═══ Extract ═══

Recently, a contract was landed by the Portuguese building contractor Teixeira Duarte for the new parliament building in Luanda for € 185 million. The construction contracts for the Africa Cup stadiums went to Chinese corporations – securing one billion dollars altogether.

“In my opinion, the government of President Eduardo dos Santos has thrown money down the drain,” argues Luís Araújo of the human rights organisation SOS Habitat. “Why do we need stadiums if they are empty, whilst people are starving?”

In point of fact, it is questionable why the country needed five new stadiums for the Africa Cup. Now, only one of them is regularly used by the national football league.

Angola has one of the highest infant mortality rates in the world. According to the UNDP Human Development Report, one out of four children dies before the age of five. This is the same as in Sierra Leone, yet the Angolan GDP per capita exceeds ­
$ 6,000, which is more than eight times higher than in Sierra Leone, with a GDP per capita of roughly $ 750.

Driving past the slums in a Porsche

The export statistics show us the riches now being produced by Angola. In 2010 alone, the country will be exporting $ 53.7 billion worth of oil, as estimated by the EIU. With a population of 19 million, this amounts to $ 2,800 per capita.

However, average figures are of little importance in Angola. When driving through the capital of Luanda, you spend more time in traffic jams than in other metropolis in the world, surrounded by Hummers, Porsche Cayennes and Toyota Prados on their way to the luxury malls. The musseques, the slums, stretch along the sides of the road, filled with miserable abodes, often without water or electricity and mostly without garbage collection. In recent years, hundreds of people have died there of cholera.

The government is reluctant to deal with poverty; it is easier to just dismiss the topic. Already back in 2005, glossy prospects were announcing the 30th anniversary of Angolan independence from Portugal: “30 years of Angola – war, famine, illiteracy, misery and disappointment are overcome.”

Also, the state television TPA and the official news agency ANGOP report only about success stories; poverty is virtually non-existent. In the past few months, the president has focussed on his new key issue: corruption. Several executives of the Angolan Central Bank were arrested. They are said to have siphoned off millions for personal purposes. But how family dos Santos came into billions of dollars is a question not to ask.

Checks and balances is a thing of the past

At any rate, dos Santos is not likely to be asked critical questions. In 2008 his party, MPLA, the former Marxist independent movement, won the elections by a large majority. Ever since, 191 of the 220 delegates are from the MPLA. Opposition parties are left with 29 seats. According to EU election monitors, they did not have a fair chance in the elections against the MPLA party that unashamedly availed itself of the state’s resources.

═══ Given information ═══

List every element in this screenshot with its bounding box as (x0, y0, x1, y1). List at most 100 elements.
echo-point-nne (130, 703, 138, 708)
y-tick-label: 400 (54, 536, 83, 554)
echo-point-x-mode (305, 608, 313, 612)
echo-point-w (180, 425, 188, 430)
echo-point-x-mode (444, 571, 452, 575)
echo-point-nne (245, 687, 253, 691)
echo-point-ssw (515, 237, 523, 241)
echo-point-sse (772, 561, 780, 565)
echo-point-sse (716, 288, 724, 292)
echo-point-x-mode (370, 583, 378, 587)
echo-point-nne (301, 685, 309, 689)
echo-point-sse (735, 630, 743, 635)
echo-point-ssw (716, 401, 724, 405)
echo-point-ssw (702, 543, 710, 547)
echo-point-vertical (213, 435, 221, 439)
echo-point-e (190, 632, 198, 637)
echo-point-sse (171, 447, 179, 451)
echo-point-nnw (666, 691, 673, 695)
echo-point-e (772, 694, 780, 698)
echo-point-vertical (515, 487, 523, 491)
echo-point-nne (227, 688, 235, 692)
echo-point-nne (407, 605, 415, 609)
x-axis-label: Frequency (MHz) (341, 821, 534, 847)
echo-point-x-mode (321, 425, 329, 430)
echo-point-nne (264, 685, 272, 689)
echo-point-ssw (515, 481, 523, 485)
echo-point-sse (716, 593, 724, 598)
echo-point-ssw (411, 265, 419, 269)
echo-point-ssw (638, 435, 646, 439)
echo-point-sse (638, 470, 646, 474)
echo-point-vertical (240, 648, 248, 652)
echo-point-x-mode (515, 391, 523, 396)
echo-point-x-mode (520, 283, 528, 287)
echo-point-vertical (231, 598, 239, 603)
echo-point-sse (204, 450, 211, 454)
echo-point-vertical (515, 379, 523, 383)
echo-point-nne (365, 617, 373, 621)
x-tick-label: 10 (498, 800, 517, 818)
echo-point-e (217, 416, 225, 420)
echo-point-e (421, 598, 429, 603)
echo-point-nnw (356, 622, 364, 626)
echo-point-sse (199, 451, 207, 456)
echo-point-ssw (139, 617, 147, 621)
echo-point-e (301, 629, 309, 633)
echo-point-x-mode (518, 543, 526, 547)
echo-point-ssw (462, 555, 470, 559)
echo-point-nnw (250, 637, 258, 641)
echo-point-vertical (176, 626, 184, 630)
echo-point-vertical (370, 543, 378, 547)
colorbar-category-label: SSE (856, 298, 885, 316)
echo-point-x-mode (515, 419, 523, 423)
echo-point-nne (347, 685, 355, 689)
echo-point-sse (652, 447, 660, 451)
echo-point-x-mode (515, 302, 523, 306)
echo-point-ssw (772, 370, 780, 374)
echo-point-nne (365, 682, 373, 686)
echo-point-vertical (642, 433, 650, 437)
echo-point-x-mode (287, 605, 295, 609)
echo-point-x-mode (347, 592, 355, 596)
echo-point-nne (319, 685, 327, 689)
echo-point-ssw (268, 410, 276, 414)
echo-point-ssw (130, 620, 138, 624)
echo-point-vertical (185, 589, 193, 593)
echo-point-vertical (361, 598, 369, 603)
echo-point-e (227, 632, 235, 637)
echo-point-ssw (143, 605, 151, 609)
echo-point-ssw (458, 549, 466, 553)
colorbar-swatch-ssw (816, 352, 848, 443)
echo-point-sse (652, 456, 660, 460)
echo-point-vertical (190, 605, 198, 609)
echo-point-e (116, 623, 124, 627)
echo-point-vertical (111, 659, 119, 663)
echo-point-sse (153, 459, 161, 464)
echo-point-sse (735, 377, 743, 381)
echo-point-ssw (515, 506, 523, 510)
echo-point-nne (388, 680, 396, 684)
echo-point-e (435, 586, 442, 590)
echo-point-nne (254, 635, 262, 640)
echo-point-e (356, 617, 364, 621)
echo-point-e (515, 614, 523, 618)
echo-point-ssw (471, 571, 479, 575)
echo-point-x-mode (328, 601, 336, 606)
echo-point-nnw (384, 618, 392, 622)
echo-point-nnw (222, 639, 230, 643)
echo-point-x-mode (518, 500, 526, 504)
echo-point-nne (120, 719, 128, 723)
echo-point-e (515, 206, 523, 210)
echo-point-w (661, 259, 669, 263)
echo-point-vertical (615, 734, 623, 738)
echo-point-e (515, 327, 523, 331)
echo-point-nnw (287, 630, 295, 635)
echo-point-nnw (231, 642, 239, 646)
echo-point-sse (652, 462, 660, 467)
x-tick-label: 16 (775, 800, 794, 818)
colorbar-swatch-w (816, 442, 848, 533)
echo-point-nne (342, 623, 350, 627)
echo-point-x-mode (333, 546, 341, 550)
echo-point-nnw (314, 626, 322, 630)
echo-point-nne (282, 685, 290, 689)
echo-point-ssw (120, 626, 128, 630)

═══

## [Given instruction A]
Answer these questions from the article on Angola:
(i) For how much was the contract for the new parliament building in Luanda landed?
(ii) How many of the new Africa Cup stadiums does the national football league use regularly?
(iii) How many seats are the opposition parties left with?
## [Given instruction B]
Extend the article on Angola by writing what comes after its final sentence.
These records were taken from a separate source.

## [Exercise output A]
(i) € 185 million
(ii) One
(iii) 29

## [Exercise output B]
National media were not reporting in a balanced way about the election campaign, either. Only the capital has independent radio stations – and they were extensively intimidated before the elections. The broadcasting channel of the Catholic church, Rádio Ecclésia, and the channel of the UNITA opposition, Rádio Despertar, were threatened with closure lest they confine their transmit signal to the capital.

Dos Santos had promised presidential elections – at the latest one year after the parliamentary elections. He has been governing the country for more than 30 years without ever having been elected. He stood for election only once, in 1992. However, it only came to the first ballot – the indispensable second ballot was cancelled as the civil war between MPLA and UNITA was rekindled.

Ever since the year 2002, when peace was restored, Angolans have been waiting for presidential elections. And they will have to keep waiting for a long time. As the games of the Africa Cup were distracting the people, a new constitution was bulldozed through the parliament by the president. This changed the political system in a fundamental way – and without the usually extensive public discussion.

“Dictatorial exercise of power”

The independent civil rights activists Raul Danda argues that “the constitution is a basic law that has to be broadly discussed by all. This cannot happen in a fast forward way.” In protest, Danda – opposition delegate elected for parliament in the province of Cabinda – refused to take part in the ­final vote.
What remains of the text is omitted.